● **Records for this exercise**:
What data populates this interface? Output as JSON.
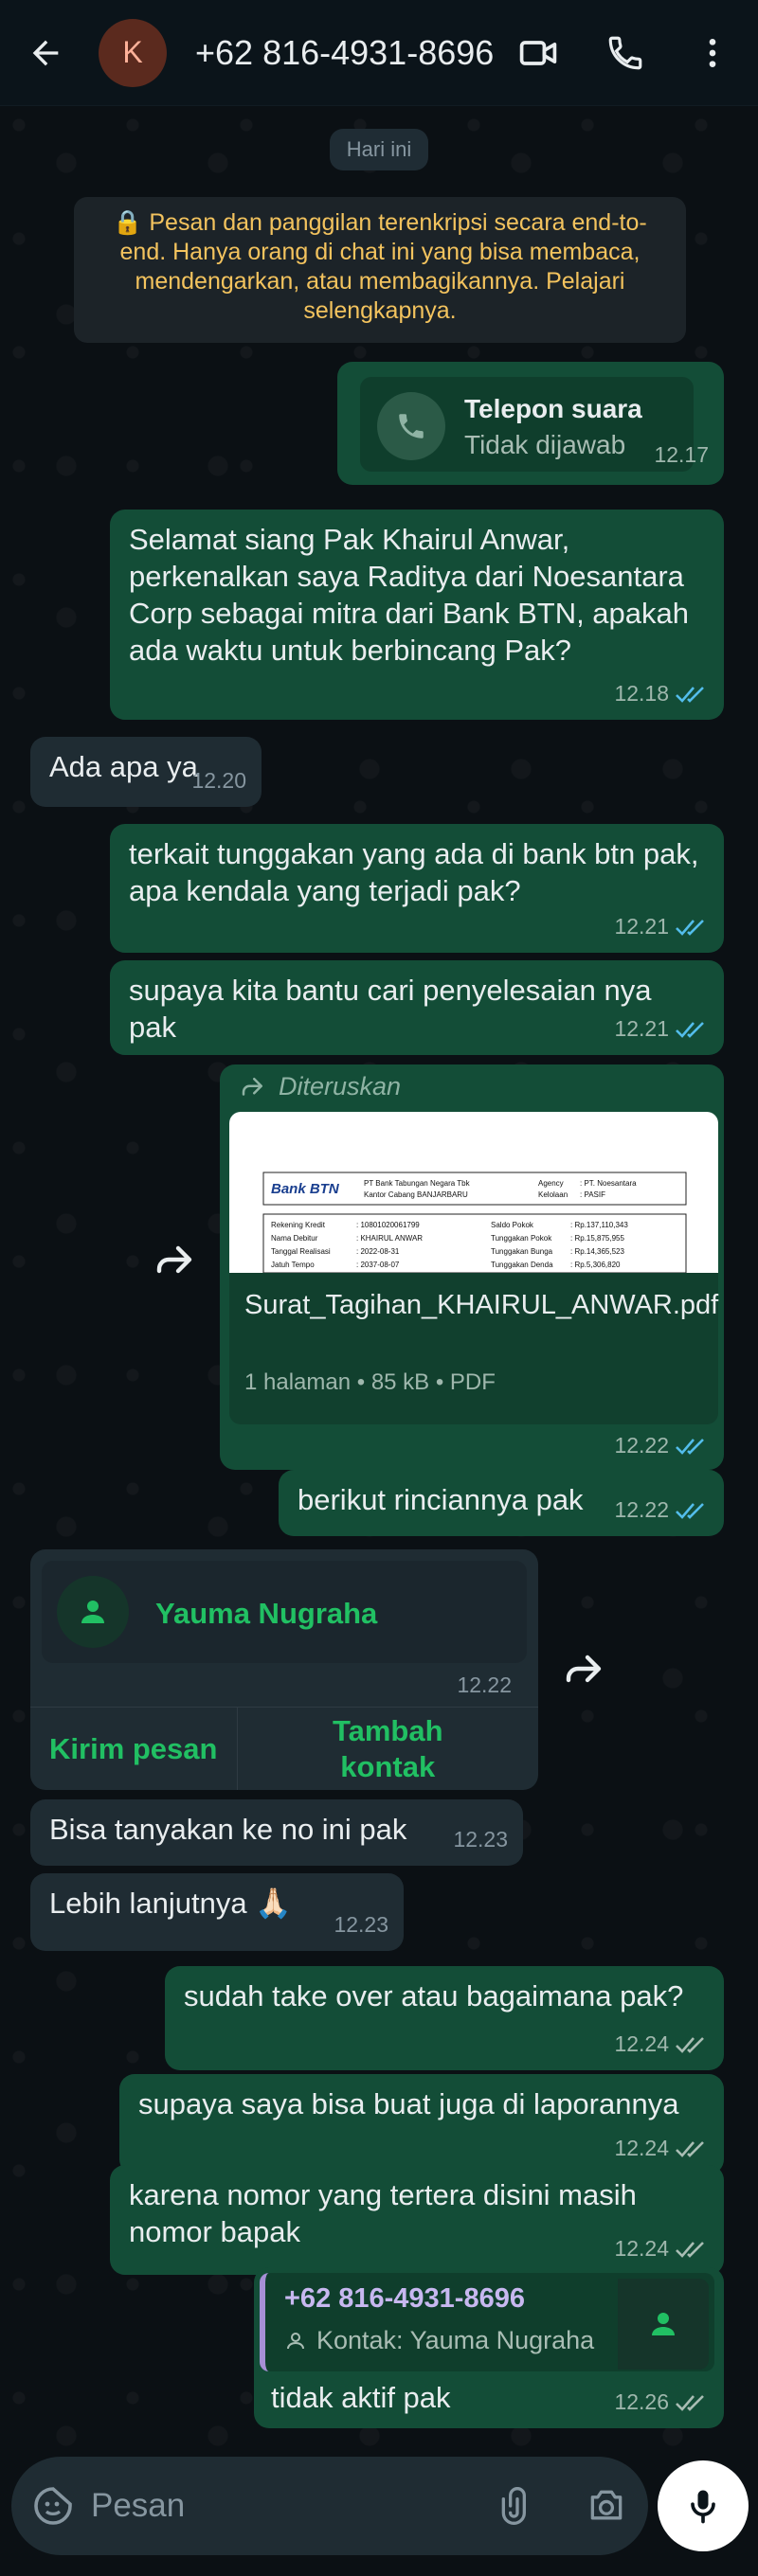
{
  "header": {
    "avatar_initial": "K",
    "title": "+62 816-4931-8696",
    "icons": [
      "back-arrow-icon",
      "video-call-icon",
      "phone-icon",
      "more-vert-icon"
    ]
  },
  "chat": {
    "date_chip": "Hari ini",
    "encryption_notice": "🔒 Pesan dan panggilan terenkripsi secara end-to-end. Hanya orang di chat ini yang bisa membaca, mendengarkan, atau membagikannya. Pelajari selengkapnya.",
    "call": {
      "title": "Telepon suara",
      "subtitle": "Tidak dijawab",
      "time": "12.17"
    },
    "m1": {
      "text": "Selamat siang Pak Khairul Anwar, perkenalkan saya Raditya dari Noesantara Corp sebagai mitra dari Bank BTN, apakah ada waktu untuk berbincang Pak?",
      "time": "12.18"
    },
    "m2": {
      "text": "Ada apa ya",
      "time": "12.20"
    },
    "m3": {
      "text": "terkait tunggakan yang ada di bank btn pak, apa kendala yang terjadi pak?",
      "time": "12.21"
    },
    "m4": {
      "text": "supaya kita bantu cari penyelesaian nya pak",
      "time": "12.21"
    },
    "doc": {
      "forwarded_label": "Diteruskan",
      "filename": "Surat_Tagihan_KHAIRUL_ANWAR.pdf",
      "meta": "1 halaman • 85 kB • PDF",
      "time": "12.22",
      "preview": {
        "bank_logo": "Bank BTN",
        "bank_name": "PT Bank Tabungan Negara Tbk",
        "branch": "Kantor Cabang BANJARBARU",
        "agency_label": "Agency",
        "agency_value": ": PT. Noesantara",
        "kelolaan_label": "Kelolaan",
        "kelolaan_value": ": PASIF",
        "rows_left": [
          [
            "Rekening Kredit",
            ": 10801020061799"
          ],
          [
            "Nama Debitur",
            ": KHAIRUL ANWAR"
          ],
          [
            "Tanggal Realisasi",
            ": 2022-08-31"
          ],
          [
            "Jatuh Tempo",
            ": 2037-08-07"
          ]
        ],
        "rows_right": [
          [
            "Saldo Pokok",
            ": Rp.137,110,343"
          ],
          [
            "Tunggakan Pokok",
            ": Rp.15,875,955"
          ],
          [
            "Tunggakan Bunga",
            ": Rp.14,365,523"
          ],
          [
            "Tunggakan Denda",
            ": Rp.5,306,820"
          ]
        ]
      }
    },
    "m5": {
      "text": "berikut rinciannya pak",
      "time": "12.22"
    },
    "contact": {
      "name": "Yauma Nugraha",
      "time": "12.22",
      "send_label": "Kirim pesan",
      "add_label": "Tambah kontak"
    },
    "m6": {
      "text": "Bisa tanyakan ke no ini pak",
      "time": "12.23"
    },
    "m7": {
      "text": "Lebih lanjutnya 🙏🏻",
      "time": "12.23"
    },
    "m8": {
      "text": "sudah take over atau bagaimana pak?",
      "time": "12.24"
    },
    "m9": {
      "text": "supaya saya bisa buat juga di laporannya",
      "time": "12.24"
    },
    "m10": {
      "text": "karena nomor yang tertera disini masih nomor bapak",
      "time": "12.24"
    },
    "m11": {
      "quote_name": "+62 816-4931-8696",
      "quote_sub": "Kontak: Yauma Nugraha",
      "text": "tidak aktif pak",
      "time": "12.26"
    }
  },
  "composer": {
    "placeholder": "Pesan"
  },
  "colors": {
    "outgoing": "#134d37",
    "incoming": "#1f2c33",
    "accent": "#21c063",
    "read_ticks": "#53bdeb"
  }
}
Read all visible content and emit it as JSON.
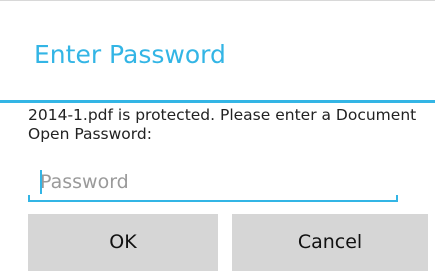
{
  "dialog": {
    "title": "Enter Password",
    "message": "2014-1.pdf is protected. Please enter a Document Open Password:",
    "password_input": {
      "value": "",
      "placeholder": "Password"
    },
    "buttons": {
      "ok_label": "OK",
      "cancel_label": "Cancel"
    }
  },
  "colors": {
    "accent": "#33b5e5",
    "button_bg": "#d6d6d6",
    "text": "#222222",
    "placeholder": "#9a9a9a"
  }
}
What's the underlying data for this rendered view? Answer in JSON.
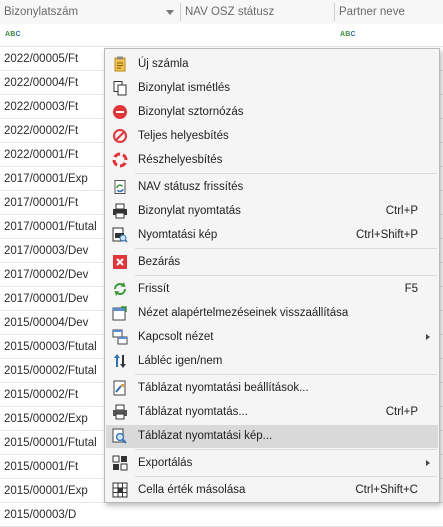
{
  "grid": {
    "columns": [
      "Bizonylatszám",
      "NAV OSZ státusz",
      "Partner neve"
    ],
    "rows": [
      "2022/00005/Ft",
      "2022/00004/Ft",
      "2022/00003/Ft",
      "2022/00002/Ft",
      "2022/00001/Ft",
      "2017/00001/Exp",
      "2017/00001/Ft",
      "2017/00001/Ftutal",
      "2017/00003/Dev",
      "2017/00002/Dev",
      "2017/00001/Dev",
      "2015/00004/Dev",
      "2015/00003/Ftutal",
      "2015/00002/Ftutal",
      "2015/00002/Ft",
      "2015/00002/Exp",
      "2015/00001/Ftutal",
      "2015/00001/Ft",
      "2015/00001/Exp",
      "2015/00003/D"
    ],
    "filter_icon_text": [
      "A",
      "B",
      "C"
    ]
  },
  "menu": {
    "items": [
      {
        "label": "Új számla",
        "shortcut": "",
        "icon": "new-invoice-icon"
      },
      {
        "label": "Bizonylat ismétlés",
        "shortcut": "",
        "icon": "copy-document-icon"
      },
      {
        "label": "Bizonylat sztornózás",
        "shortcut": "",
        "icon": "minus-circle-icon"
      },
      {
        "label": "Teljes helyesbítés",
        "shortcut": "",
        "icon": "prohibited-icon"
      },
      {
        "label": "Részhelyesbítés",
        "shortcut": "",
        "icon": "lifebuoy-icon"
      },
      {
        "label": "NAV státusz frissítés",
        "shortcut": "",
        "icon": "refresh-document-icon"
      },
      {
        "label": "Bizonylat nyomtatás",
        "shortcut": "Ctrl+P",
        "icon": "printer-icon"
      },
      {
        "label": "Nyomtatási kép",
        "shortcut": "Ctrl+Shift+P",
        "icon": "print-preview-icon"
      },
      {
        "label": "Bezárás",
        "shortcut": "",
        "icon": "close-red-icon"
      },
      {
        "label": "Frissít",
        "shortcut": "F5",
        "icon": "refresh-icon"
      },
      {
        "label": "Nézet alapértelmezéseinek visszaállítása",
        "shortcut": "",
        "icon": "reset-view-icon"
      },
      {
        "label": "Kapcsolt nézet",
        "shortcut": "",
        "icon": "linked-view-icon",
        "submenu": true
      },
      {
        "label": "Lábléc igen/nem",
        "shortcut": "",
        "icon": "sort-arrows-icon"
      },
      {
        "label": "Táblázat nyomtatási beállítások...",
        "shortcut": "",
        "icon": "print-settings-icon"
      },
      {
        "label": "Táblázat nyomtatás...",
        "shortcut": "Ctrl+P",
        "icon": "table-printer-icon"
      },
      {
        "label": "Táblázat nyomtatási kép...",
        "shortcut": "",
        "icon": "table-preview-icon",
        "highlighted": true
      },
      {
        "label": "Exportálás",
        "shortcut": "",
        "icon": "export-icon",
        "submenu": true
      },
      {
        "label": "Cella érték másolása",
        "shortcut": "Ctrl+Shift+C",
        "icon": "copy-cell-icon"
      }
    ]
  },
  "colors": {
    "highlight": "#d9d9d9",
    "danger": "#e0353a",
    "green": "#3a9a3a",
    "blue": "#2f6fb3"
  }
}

● **Problem description**: Transcribe the full listing above exactly as it stands, minus the pictures.

● **Exercise solution**:
What data populates this interface? Output as JSON.
{
  "header": {
    "avatar_initial": "K",
    "title": "+62 816-4931-8696",
    "icons": [
      "back-arrow-icon",
      "video-call-icon",
      "phone-icon",
      "more-vert-icon"
    ]
  },
  "chat": {
    "date_chip": "Hari ini",
    "encryption_notice": "🔒 Pesan dan panggilan terenkripsi secara end-to-end. Hanya orang di chat ini yang bisa membaca, mendengarkan, atau membagikannya. Pelajari selengkapnya.",
    "call": {
      "title": "Telepon suara",
      "subtitle": "Tidak dijawab",
      "time": "12.17"
    },
    "m1": {
      "text": "Selamat siang Pak Khairul Anwar, perkenalkan saya Raditya dari Noesantara Corp sebagai mitra dari Bank BTN, apakah ada waktu untuk berbincang Pak?",
      "time": "12.18"
    },
    "m2": {
      "text": "Ada apa ya",
      "time": "12.20"
    },
    "m3": {
      "text": "terkait tunggakan yang ada di bank btn pak, apa kendala yang terjadi pak?",
      "time": "12.21"
    },
    "m4": {
      "text": "supaya kita bantu cari penyelesaian nya pak",
      "time": "12.21"
    },
    "doc": {
      "forwarded_label": "Diteruskan",
      "filename": "Surat_Tagihan_KHAIRUL_ANWAR.pdf",
      "meta": "1 halaman • 85 kB • PDF",
      "time": "12.22",
      "preview": {
        "bank_logo": "Bank BTN",
        "bank_name": "PT Bank Tabungan Negara Tbk",
        "branch": "Kantor Cabang BANJARBARU",
        "agency_label": "Agency",
        "agency_value": ": PT. Noesantara",
        "kelolaan_label": "Kelolaan",
        "kelolaan_value": ": PASIF",
        "rows_left": [
          [
            "Rekening Kredit",
            ": 10801020061799"
          ],
          [
            "Nama Debitur",
            ": KHAIRUL ANWAR"
          ],
          [
            "Tanggal Realisasi",
            ": 2022-08-31"
          ],
          [
            "Jatuh Tempo",
            ": 2037-08-07"
          ]
        ],
        "rows_right": [
          [
            "Saldo Pokok",
            ": Rp.137,110,343"
          ],
          [
            "Tunggakan Pokok",
            ": Rp.15,875,955"
          ],
          [
            "Tunggakan Bunga",
            ": Rp.14,365,523"
          ],
          [
            "Tunggakan Denda",
            ": Rp.5,306,820"
          ]
        ]
      }
    },
    "m5": {
      "text": "berikut rinciannya pak",
      "time": "12.22"
    },
    "contact": {
      "name": "Yauma Nugraha",
      "time": "12.22",
      "send_label": "Kirim pesan",
      "add_label": "Tambah kontak"
    },
    "m6": {
      "text": "Bisa tanyakan ke no ini pak",
      "time": "12.23"
    },
    "m7": {
      "text": "Lebih lanjutnya 🙏🏻",
      "time": "12.23"
    },
    "m8": {
      "text": "sudah take over atau bagaimana pak?",
      "time": "12.24"
    },
    "m9": {
      "text": "supaya saya bisa buat juga di laporannya",
      "time": "12.24"
    },
    "m10": {
      "text": "karena nomor yang tertera disini masih nomor bapak",
      "time": "12.24"
    },
    "m11": {
      "quote_name": "+62 816-4931-8696",
      "quote_sub": "Kontak: Yauma Nugraha",
      "text": "tidak aktif pak",
      "time": "12.26"
    }
  },
  "composer": {
    "placeholder": "Pesan"
  },
  "colors": {
    "outgoing": "#134d37",
    "incoming": "#1f2c33",
    "accent": "#21c063",
    "read_ticks": "#53bdeb"
  }
}
Read all visible content and emit it as JSON.
{
  "dialog": {
    "title": "Enter Password",
    "message": "2014-1.pdf is protected. Please enter a Document Open Password:",
    "password_input": {
      "value": "",
      "placeholder": "Password"
    },
    "buttons": {
      "ok_label": "OK",
      "cancel_label": "Cancel"
    }
  },
  "colors": {
    "accent": "#33b5e5",
    "button_bg": "#d6d6d6",
    "text": "#222222",
    "placeholder": "#9a9a9a"
  }
}
What's the underlying data for this rendered view? Answer in JSON.
{
  "grid": {
    "columns": [
      "Bizonylatszám",
      "NAV OSZ státusz",
      "Partner neve"
    ],
    "rows": [
      "2022/00005/Ft",
      "2022/00004/Ft",
      "2022/00003/Ft",
      "2022/00002/Ft",
      "2022/00001/Ft",
      "2017/00001/Exp",
      "2017/00001/Ft",
      "2017/00001/Ftutal",
      "2017/00003/Dev",
      "2017/00002/Dev",
      "2017/00001/Dev",
      "2015/00004/Dev",
      "2015/00003/Ftutal",
      "2015/00002/Ftutal",
      "2015/00002/Ft",
      "2015/00002/Exp",
      "2015/00001/Ftutal",
      "2015/00001/Ft",
      "2015/00001/Exp",
      "2015/00003/D"
    ],
    "filter_icon_text": [
      "A",
      "B",
      "C"
    ]
  },
  "menu": {
    "items": [
      {
        "label": "Új számla",
        "shortcut": "",
        "icon": "new-invoice-icon"
      },
      {
        "label": "Bizonylat ismétlés",
        "shortcut": "",
        "icon": "copy-document-icon"
      },
      {
        "label": "Bizonylat sztornózás",
        "shortcut": "",
        "icon": "minus-circle-icon"
      },
      {
        "label": "Teljes helyesbítés",
        "shortcut": "",
        "icon": "prohibited-icon"
      },
      {
        "label": "Részhelyesbítés",
        "shortcut": "",
        "icon": "lifebuoy-icon"
      },
      {
        "label": "NAV státusz frissítés",
        "shortcut": "",
        "icon": "refresh-document-icon"
      },
      {
        "label": "Bizonylat nyomtatás",
        "shortcut": "Ctrl+P",
        "icon": "printer-icon"
      },
      {
        "label": "Nyomtatási kép",
        "shortcut": "Ctrl+Shift+P",
        "icon": "print-preview-icon"
      },
      {
        "label": "Bezárás",
        "shortcut": "",
        "icon": "close-red-icon"
      },
      {
        "label": "Frissít",
        "shortcut": "F5",
        "icon": "refresh-icon"
      },
      {
        "label": "Nézet alapértelmezéseinek visszaállítása",
        "shortcut": "",
        "icon": "reset-view-icon"
      },
      {
        "label": "Kapcsolt nézet",
        "shortcut": "",
        "icon": "linked-view-icon",
        "submenu": true
      },
      {
        "label": "Lábléc igen/nem",
        "shortcut": "",
        "icon": "sort-arrows-icon"
      },
      {
        "label": "Táblázat nyomtatási beállítások...",
        "shortcut": "",
        "icon": "print-settings-icon"
      },
      {
        "label": "Táblázat nyomtatás...",
        "shortcut": "Ctrl+P",
        "icon": "table-printer-icon"
      },
      {
        "label": "Táblázat nyomtatási kép...",
        "shortcut": "",
        "icon": "table-preview-icon",
        "highlighted": true
      },
      {
        "label": "Exportálás",
        "shortcut": "",
        "icon": "export-icon",
        "submenu": true
      },
      {
        "label": "Cella érték másolása",
        "shortcut": "Ctrl+Shift+C",
        "icon": "copy-cell-icon"
      }
    ]
  },
  "colors": {
    "highlight": "#d9d9d9",
    "danger": "#e0353a",
    "green": "#3a9a3a",
    "blue": "#2f6fb3"
  }
}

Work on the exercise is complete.